▶ What is required
Each record below is to be copied word for word, with pictures removed.
--- begin ---
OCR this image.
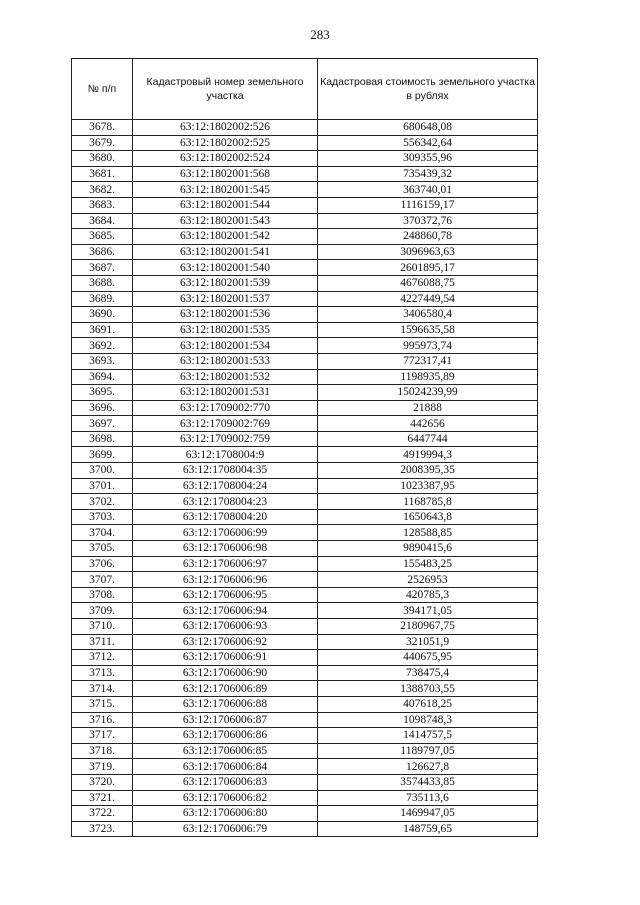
283
№ п/п	Кадастровый номер земельного участка	Кадастровая стоимость земельного участка в рублях
3678.	63:12:1802002:526	680648,08
3679.	63:12:1802002:525	556342,64
3680.	63:12:1802002:524	309355,96
3681.	63:12:1802001:568	735439,32
3682.	63:12:1802001:545	363740,01
3683.	63:12:1802001:544	1116159,17
3684.	63:12:1802001:543	370372,76
3685.	63:12:1802001:542	248860,78
3686.	63:12:1802001:541	3096963,63
3687.	63:12:1802001:540	2601895,17
3688.	63:12:1802001:539	4676088,75
3689.	63:12:1802001:537	4227449,54
3690.	63:12:1802001:536	3406580,4
3691.	63:12:1802001:535	1596635,58
3692.	63:12:1802001:534	995973,74
3693.	63:12:1802001:533	772317,41
3694.	63:12:1802001:532	1198935,89
3695.	63:12:1802001:531	15024239,99
3696.	63:12:1709002:770	21888
3697.	63:12:1709002:769	442656
3698.	63:12:1709002:759	6447744
3699.	63:12:1708004:9	4919994,3
3700.	63:12:1708004:35	2008395,35
3701.	63:12:1708004:24	1023387,95
3702.	63:12:1708004:23	1168785,8
3703.	63:12:1708004:20	1650643,8
3704.	63:12:1706006:99	128588,85
3705.	63:12:1706006:98	9890415,6
3706.	63:12:1706006:97	155483,25
3707.	63:12:1706006:96	2526953
3708.	63:12:1706006:95	420785,3
3709.	63:12:1706006:94	394171,05
3710.	63:12:1706006:93	2180967,75
3711.	63:12:1706006:92	321051,9
3712.	63:12:1706006:91	440675,95
3713.	63:12:1706006:90	738475,4
3714.	63:12:1706006:89	1388703,55
3715.	63:12:1706006:88	407618,25
3716.	63:12:1706006:87	1098748,3
3717.	63:12:1706006:86	1414757,5
3718.	63:12:1706006:85	1189797,05
3719.	63:12:1706006:84	126627,8
3720.	63:12:1706006:83	3574433,85
3721.	63:12:1706006:82	735113,6
3722.	63:12:1706006:80	1469947,05
3723.	63:12:1706006:79	148759,65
--- end ---
▶ Output of the task
OCR this image.
283
№ п/п	Кадастровый номер земельного участка	Кадастровая стоимость земельного участка в рублях
3678.	63:12:1802002:526	680648,08
3679.	63:12:1802002:525	556342,64
3680.	63:12:1802002:524	309355,96
3681.	63:12:1802001:568	735439,32
3682.	63:12:1802001:545	363740,01
3683.	63:12:1802001:544	1116159,17
3684.	63:12:1802001:543	370372,76
3685.	63:12:1802001:542	248860,78
3686.	63:12:1802001:541	3096963,63
3687.	63:12:1802001:540	2601895,17
3688.	63:12:1802001:539	4676088,75
3689.	63:12:1802001:537	4227449,54
3690.	63:12:1802001:536	3406580,4
3691.	63:12:1802001:535	1596635,58
3692.	63:12:1802001:534	995973,74
3693.	63:12:1802001:533	772317,41
3694.	63:12:1802001:532	1198935,89
3695.	63:12:1802001:531	15024239,99
3696.	63:12:1709002:770	21888
3697.	63:12:1709002:769	442656
3698.	63:12:1709002:759	6447744
3699.	63:12:1708004:9	4919994,3
3700.	63:12:1708004:35	2008395,35
3701.	63:12:1708004:24	1023387,95
3702.	63:12:1708004:23	1168785,8
3703.	63:12:1708004:20	1650643,8
3704.	63:12:1706006:99	128588,85
3705.	63:12:1706006:98	9890415,6
3706.	63:12:1706006:97	155483,25
3707.	63:12:1706006:96	2526953
3708.	63:12:1706006:95	420785,3
3709.	63:12:1706006:94	394171,05
3710.	63:12:1706006:93	2180967,75
3711.	63:12:1706006:92	321051,9
3712.	63:12:1706006:91	440675,95
3713.	63:12:1706006:90	738475,4
3714.	63:12:1706006:89	1388703,55
3715.	63:12:1706006:88	407618,25
3716.	63:12:1706006:87	1098748,3
3717.	63:12:1706006:86	1414757,5
3718.	63:12:1706006:85	1189797,05
3719.	63:12:1706006:84	126627,8
3720.	63:12:1706006:83	3574433,85
3721.	63:12:1706006:82	735113,6
3722.	63:12:1706006:80	1469947,05
3723.	63:12:1706006:79	148759,65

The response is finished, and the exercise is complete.